++++ DATASET RECORDS

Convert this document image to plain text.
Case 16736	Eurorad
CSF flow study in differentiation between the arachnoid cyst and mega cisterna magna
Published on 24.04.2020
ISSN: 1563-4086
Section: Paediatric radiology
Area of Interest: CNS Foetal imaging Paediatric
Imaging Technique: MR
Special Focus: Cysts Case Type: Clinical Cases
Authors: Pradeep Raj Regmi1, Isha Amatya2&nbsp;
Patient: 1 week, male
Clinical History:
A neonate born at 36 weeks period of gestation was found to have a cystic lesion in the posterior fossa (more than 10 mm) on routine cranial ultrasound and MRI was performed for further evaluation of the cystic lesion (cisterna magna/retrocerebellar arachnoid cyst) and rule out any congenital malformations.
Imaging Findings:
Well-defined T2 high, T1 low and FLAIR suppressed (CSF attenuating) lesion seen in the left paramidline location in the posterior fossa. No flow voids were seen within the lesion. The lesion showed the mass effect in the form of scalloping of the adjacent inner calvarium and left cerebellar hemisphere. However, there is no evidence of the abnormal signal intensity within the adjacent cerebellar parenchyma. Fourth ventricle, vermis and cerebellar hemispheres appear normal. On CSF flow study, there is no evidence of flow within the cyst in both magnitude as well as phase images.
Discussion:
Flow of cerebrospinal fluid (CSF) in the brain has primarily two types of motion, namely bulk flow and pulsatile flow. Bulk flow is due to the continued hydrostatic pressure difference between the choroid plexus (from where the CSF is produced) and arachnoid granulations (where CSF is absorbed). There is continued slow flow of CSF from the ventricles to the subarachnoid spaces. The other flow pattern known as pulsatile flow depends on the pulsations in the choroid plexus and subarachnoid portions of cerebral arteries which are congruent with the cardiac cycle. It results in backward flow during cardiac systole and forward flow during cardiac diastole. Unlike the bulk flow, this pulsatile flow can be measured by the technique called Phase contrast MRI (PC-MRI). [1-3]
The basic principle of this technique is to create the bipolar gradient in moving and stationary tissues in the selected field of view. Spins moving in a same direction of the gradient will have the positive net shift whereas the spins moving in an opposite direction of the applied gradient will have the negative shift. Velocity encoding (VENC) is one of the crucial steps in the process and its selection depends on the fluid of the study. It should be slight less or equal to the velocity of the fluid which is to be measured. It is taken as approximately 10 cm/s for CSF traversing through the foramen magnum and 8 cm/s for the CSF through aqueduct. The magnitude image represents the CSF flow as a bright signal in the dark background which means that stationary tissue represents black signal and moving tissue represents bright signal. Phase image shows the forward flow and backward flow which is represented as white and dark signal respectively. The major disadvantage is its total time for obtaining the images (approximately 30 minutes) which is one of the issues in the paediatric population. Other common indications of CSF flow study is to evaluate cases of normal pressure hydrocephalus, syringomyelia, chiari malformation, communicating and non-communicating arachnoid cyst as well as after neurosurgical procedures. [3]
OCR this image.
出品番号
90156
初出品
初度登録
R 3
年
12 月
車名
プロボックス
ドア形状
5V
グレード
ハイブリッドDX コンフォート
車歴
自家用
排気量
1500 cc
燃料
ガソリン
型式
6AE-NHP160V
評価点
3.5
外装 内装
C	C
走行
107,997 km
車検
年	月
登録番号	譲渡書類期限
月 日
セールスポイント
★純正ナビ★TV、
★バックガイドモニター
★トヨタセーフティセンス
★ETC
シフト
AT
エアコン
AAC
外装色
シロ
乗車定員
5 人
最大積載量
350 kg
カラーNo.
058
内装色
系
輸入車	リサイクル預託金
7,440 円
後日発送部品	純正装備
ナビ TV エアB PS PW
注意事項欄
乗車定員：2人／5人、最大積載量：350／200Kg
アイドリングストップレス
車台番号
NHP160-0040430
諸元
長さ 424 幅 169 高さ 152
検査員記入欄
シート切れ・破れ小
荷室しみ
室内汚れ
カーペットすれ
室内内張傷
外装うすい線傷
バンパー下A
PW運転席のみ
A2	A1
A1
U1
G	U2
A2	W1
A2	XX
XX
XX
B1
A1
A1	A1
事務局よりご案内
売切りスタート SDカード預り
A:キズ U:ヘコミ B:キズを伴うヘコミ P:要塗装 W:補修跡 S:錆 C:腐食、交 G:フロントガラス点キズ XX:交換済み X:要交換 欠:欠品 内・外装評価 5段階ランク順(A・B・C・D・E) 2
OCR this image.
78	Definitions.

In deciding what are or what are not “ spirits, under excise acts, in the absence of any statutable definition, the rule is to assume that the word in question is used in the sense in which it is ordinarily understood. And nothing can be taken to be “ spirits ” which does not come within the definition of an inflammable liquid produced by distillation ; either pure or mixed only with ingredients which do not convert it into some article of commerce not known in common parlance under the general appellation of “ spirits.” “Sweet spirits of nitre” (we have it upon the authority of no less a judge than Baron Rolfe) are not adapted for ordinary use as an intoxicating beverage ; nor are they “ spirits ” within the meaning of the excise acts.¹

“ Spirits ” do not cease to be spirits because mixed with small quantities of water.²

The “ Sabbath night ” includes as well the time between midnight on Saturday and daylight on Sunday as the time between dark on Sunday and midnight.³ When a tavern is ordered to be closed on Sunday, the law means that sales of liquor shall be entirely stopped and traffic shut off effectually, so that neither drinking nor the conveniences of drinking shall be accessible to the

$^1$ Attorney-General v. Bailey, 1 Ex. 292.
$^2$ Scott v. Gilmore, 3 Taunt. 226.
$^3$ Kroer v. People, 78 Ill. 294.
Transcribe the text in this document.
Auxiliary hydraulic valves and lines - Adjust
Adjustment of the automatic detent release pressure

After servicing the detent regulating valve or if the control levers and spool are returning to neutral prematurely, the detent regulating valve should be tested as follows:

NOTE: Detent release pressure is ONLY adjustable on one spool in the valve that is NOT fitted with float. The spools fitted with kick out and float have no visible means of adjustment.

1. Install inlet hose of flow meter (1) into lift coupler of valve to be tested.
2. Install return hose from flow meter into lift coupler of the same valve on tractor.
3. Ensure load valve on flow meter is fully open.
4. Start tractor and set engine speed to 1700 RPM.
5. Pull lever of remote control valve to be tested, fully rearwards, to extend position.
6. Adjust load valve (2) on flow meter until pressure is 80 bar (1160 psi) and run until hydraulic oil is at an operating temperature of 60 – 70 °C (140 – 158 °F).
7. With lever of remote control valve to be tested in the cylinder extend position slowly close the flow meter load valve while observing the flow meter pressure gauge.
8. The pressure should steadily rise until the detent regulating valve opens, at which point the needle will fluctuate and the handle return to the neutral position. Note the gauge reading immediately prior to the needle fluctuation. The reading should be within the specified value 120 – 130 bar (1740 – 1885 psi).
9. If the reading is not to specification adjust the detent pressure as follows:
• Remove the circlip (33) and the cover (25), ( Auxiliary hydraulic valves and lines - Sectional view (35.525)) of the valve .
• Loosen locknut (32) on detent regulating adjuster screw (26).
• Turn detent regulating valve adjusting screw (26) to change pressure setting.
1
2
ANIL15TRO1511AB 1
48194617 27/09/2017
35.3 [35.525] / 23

++++++++

• _PROBLEM DETAILS_
Copy out each line that contains the word "lines".

• _COMPLETE OUTPUT_
Auxiliary hydraulic valves and lines - Adjust
• Remove the circlip (33) and the cover (25), ( Auxiliary hydraulic valves and lines - Sectional view (35.525)) of the valve .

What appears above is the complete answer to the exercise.